_OBJECTIVE_: Tally up how many lines in the listing below contain the string "Cancel", and give only the total.
-- START OF EXERCISE MATERIAL --
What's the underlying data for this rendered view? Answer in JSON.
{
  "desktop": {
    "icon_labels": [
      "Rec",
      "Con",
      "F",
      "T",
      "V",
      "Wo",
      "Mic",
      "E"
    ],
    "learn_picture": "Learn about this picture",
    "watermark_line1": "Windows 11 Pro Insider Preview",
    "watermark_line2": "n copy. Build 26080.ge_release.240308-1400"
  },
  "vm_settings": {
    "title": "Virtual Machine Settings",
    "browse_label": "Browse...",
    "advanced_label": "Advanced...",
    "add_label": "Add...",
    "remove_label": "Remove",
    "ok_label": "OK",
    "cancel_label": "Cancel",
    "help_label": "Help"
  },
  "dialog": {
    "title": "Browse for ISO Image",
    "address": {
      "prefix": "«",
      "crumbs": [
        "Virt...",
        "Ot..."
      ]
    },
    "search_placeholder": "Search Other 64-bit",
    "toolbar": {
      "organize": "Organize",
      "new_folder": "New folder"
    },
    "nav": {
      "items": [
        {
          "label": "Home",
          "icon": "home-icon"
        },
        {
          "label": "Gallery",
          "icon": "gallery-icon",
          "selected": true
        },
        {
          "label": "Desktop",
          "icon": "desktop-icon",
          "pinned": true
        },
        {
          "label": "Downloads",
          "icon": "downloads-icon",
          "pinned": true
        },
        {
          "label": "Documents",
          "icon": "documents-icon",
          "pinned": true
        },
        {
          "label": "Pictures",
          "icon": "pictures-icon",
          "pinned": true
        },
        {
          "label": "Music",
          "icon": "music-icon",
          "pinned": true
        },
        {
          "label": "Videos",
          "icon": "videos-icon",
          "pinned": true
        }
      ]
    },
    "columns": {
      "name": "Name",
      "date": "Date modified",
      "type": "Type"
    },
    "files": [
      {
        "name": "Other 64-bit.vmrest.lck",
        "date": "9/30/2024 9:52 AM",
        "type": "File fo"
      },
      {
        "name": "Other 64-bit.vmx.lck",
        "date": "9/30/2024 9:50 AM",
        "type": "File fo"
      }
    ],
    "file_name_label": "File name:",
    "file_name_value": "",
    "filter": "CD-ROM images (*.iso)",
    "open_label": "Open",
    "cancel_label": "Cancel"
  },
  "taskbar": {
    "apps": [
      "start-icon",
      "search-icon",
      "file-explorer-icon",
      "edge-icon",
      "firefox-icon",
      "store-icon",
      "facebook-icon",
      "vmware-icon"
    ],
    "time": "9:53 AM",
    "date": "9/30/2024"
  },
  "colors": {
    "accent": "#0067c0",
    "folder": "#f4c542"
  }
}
-- END OF EXERCISE MATERIAL --
-- START OF EXERCISE MATERIAL --
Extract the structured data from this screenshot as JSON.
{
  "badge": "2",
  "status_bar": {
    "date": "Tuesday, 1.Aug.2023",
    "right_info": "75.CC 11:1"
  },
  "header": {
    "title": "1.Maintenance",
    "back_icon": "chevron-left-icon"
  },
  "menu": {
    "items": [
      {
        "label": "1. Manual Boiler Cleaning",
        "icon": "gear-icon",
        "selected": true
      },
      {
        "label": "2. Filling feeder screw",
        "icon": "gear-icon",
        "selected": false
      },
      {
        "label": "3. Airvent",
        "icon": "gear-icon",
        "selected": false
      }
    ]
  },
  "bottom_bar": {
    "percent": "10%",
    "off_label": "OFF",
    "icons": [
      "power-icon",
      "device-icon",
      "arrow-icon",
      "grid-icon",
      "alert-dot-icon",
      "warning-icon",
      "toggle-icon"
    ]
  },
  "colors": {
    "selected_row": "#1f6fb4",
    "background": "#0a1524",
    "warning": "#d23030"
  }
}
-- END OF EXERCISE MATERIAL --
_RESULT OF THE EXERCISE_: 2